Your goal: Copy every record word for word.

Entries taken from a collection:
— begin —

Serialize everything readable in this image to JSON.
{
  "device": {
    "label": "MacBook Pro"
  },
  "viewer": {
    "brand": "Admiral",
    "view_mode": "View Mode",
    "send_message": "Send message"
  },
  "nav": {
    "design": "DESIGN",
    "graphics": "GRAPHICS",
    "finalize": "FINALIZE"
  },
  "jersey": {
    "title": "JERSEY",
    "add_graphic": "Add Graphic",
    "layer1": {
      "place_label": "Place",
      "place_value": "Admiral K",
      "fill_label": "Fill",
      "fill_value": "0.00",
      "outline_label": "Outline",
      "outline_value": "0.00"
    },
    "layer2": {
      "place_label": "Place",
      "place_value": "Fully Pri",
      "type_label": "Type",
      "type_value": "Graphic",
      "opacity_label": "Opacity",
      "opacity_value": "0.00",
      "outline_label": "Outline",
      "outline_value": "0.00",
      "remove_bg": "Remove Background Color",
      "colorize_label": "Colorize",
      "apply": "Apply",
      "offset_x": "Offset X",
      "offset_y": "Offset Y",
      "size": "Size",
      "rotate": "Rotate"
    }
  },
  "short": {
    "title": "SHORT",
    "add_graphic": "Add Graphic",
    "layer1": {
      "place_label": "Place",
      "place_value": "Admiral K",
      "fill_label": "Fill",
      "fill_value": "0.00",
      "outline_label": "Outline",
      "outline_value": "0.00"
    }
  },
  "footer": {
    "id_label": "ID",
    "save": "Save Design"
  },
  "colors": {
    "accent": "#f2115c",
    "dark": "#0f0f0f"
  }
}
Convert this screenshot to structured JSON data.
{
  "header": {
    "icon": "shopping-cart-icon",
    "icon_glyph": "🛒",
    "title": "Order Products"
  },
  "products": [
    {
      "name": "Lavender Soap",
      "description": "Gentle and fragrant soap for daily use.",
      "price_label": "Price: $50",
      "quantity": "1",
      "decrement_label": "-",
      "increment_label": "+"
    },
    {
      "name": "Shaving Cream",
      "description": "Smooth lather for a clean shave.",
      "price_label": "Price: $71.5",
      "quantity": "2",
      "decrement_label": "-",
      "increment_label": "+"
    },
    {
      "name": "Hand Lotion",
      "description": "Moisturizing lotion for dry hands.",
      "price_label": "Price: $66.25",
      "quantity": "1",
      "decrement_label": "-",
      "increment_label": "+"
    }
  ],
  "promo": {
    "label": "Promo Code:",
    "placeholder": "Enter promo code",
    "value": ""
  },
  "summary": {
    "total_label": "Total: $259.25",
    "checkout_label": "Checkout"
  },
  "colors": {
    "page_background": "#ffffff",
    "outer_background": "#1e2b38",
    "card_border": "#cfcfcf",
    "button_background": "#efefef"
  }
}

— end —

Solution to the exercise:
Serialize everything readable in this image to JSON.
{
  "device": {
    "label": "MacBook Pro"
  },
  "viewer": {
    "brand": "Admiral",
    "view_mode": "View Mode",
    "send_message": "Send message"
  },
  "nav": {
    "design": "DESIGN",
    "graphics": "GRAPHICS",
    "finalize": "FINALIZE"
  },
  "jersey": {
    "title": "JERSEY",
    "add_graphic": "Add Graphic",
    "layer1": {
      "place_label": "Place",
      "place_value": "Admiral K",
      "fill_label": "Fill",
      "fill_value": "0.00",
      "outline_label": "Outline",
      "outline_value": "0.00"
    },
    "layer2": {
      "place_label": "Place",
      "place_value": "Fully Pri",
      "type_label": "Type",
      "type_value": "Graphic",
      "opacity_label": "Opacity",
      "opacity_value": "0.00",
      "outline_label": "Outline",
      "outline_value": "0.00",
      "remove_bg": "Remove Background Color",
      "colorize_label": "Colorize",
      "apply": "Apply",
      "offset_x": "Offset X",
      "offset_y": "Offset Y",
      "size": "Size",
      "rotate": "Rotate"
    }
  },
  "short": {
    "title": "SHORT",
    "add_graphic": "Add Graphic",
    "layer1": {
      "place_label": "Place",
      "place_value": "Admiral K",
      "fill_label": "Fill",
      "fill_value": "0.00",
      "outline_label": "Outline",
      "outline_value": "0.00"
    }
  },
  "footer": {
    "id_label": "ID",
    "save": "Save Design"
  },
  "colors": {
    "accent": "#f2115c",
    "dark": "#0f0f0f"
  }
}
Convert this screenshot to structured JSON data.
{
  "header": {
    "icon": "shopping-cart-icon",
    "icon_glyph": "🛒",
    "title": "Order Products"
  },
  "products": [
    {
      "name": "Lavender Soap",
      "description": "Gentle and fragrant soap for daily use.",
      "price_label": "Price: $50",
      "quantity": "1",
      "decrement_label": "-",
      "increment_label": "+"
    },
    {
      "name": "Shaving Cream",
      "description": "Smooth lather for a clean shave.",
      "price_label": "Price: $71.5",
      "quantity": "2",
      "decrement_label": "-",
      "increment_label": "+"
    },
    {
      "name": "Hand Lotion",
      "description": "Moisturizing lotion for dry hands.",
      "price_label": "Price: $66.25",
      "quantity": "1",
      "decrement_label": "-",
      "increment_label": "+"
    }
  ],
  "promo": {
    "label": "Promo Code:",
    "placeholder": "Enter promo code",
    "value": ""
  },
  "summary": {
    "total_label": "Total: $259.25",
    "checkout_label": "Checkout"
  },
  "colors": {
    "page_background": "#ffffff",
    "outer_background": "#1e2b38",
    "card_border": "#cfcfcf",
    "button_background": "#efefef"
  }
}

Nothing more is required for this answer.